**** The records

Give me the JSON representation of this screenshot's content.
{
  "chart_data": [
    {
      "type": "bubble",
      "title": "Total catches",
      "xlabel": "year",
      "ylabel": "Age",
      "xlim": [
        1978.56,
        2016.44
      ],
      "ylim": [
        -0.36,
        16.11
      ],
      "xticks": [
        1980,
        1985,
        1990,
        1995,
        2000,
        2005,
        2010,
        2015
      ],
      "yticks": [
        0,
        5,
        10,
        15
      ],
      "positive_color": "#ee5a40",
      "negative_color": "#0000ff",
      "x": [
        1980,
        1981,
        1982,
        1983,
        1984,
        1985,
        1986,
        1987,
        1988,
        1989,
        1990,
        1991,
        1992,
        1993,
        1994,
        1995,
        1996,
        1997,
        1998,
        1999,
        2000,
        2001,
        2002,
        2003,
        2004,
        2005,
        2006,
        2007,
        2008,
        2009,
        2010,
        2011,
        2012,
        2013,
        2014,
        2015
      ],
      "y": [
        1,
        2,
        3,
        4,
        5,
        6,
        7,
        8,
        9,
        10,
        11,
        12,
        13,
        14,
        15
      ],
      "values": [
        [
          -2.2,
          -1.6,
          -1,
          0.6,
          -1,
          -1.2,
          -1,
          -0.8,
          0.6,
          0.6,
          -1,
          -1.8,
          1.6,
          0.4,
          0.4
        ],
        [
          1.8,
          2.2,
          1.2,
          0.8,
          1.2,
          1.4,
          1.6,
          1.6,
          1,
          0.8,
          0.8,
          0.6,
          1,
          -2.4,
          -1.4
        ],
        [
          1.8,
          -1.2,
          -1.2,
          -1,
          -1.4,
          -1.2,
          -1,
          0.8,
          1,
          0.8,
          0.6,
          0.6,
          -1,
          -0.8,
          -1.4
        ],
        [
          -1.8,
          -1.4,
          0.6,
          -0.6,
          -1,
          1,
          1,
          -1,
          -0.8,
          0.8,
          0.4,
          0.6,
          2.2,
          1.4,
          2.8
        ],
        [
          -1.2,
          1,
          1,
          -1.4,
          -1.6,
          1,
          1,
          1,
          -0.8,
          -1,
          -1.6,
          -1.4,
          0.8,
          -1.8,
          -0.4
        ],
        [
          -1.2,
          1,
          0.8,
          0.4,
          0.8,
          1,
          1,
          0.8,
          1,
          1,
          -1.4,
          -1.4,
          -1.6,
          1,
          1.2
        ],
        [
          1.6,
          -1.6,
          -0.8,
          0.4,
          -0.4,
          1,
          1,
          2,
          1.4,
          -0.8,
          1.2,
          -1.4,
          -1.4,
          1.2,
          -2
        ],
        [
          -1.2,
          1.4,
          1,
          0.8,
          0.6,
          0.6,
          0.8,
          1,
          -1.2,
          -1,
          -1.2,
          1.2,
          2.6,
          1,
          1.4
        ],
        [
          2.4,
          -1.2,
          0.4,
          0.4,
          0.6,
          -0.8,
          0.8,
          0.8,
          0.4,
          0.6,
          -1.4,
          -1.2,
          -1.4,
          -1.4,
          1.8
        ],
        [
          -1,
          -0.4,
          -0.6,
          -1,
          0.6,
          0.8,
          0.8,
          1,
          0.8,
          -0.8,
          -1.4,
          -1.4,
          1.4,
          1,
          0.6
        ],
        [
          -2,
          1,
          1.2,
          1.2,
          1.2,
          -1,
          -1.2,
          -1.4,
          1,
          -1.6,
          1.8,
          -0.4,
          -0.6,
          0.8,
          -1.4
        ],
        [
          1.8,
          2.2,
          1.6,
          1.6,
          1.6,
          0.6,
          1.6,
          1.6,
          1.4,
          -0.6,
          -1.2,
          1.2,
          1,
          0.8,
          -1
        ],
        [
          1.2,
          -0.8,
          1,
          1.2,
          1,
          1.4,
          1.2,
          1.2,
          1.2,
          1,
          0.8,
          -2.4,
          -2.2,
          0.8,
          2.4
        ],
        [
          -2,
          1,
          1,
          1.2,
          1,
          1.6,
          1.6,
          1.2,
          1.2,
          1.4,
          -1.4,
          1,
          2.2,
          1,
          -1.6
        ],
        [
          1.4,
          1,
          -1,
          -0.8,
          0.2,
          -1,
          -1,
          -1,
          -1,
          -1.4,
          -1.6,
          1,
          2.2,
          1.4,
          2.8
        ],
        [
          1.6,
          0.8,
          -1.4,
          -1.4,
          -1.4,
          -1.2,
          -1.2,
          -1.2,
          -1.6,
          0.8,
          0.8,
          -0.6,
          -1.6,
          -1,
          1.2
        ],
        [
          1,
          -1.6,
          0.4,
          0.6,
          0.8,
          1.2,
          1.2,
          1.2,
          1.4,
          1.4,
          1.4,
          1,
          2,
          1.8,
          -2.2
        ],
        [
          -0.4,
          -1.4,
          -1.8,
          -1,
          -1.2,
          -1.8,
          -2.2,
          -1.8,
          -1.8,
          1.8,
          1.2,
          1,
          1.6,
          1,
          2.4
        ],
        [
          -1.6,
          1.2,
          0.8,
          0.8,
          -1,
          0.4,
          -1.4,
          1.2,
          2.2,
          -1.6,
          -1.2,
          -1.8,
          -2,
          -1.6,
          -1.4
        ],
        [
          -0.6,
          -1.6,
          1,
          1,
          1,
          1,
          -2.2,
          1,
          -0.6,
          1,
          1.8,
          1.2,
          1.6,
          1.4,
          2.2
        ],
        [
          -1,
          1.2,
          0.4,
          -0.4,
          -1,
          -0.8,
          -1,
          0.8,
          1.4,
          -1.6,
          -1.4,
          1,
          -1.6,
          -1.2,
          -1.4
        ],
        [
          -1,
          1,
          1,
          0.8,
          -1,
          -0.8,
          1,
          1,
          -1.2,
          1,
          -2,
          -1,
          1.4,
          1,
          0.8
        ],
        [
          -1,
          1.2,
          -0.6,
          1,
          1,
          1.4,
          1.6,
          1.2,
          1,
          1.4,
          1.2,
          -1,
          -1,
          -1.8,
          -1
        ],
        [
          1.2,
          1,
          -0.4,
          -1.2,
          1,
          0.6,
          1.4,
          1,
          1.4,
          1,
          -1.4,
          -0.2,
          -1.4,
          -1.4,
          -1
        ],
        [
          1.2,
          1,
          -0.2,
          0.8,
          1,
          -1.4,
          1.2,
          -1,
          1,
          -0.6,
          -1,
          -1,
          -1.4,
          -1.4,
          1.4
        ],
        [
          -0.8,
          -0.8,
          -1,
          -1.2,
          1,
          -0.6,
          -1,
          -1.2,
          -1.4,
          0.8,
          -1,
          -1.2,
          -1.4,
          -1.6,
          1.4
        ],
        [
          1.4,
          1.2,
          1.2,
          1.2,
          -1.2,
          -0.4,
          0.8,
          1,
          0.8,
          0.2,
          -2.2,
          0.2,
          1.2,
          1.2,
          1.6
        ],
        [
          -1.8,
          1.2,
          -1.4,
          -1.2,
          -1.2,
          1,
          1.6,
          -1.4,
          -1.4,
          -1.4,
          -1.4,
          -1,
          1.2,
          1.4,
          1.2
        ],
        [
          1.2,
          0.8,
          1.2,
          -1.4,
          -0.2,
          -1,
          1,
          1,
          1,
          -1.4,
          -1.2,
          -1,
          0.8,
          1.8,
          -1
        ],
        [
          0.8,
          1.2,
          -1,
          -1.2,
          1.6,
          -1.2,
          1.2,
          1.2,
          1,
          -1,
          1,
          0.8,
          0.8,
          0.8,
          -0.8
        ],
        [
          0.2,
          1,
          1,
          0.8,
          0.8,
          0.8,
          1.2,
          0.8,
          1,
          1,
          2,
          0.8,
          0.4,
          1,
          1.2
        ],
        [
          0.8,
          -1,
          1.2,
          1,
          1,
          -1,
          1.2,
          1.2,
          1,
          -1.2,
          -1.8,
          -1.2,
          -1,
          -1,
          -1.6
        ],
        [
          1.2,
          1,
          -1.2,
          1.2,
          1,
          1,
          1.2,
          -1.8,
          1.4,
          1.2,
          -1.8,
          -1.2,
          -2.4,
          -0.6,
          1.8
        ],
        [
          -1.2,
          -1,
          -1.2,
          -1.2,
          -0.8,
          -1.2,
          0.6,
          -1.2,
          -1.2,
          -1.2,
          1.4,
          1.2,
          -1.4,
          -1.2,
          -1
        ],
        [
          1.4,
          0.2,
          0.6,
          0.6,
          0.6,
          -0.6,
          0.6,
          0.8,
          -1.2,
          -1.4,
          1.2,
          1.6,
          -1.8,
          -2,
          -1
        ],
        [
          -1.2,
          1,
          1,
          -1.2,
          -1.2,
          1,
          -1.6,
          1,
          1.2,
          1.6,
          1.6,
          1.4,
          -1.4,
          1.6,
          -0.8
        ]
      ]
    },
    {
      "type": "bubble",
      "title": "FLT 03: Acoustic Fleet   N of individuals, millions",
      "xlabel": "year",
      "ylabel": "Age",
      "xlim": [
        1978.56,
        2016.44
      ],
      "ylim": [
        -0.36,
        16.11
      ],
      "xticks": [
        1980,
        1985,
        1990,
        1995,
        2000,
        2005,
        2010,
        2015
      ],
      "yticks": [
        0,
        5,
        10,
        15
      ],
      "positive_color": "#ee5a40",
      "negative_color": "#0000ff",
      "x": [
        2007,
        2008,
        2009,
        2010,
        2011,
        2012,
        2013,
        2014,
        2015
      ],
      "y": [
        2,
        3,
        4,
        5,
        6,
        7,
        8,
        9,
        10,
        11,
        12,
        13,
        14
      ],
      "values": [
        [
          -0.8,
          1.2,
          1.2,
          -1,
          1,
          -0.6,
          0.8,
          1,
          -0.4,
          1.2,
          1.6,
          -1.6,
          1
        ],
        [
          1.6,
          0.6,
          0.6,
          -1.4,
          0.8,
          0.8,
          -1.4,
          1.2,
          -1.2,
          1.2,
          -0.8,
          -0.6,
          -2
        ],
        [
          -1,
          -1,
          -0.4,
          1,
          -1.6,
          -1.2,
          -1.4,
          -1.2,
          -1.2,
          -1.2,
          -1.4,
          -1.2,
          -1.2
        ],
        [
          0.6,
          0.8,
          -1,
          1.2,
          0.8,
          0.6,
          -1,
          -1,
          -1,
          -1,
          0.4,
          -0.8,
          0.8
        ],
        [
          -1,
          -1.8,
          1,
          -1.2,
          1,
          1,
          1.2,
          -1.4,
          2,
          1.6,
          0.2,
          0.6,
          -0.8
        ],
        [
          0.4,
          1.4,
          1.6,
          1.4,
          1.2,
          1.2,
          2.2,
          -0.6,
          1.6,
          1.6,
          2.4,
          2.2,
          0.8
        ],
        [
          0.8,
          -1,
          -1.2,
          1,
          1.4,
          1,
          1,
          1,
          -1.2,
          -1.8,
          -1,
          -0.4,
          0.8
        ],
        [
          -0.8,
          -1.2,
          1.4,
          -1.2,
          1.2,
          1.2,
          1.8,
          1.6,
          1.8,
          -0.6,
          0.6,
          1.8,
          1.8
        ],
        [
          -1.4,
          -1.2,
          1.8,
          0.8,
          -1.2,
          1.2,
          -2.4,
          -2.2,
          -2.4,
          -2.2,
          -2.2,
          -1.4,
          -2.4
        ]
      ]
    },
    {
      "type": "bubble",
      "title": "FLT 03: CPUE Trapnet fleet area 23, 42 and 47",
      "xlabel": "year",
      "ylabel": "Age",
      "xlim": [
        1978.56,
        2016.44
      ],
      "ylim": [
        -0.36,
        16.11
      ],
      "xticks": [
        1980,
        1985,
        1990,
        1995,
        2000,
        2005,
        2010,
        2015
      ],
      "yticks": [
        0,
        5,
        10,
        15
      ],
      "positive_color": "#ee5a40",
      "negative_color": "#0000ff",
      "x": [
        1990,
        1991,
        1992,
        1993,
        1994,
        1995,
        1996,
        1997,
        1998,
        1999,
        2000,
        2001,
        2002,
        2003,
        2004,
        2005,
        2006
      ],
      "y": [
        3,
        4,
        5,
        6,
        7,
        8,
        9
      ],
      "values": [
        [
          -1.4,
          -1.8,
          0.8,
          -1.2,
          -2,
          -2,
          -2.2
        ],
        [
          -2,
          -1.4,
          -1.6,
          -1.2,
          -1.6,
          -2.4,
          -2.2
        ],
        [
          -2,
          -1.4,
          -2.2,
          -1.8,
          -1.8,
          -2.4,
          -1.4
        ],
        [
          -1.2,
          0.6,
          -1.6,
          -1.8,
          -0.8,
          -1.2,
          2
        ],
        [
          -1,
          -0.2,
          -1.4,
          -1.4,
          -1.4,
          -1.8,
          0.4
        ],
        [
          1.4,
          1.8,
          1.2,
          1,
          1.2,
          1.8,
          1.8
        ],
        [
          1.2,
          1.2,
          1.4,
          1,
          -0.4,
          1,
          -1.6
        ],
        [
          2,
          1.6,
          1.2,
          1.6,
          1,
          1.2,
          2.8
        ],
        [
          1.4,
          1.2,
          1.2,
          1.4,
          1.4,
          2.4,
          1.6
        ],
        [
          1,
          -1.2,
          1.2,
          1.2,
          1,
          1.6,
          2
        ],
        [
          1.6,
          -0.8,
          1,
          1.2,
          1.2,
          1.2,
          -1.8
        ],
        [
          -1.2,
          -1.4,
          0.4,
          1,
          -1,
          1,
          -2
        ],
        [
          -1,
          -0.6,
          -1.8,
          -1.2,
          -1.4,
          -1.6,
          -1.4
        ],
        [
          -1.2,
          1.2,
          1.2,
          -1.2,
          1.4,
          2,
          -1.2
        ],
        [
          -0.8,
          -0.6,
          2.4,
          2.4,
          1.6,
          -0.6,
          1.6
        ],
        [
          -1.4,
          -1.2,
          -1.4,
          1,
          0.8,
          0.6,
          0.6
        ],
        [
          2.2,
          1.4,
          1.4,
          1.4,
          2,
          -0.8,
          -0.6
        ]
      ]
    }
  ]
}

********

Identify the lines of the entries containing the string "title". Copy each such line.

Result of the task:
      "title": "Total catches",
      "title": "FLT 03: Acoustic Fleet   N of individuals, millions",
      "title": "FLT 03: CPUE Trapnet fleet area 23, 42 and 47",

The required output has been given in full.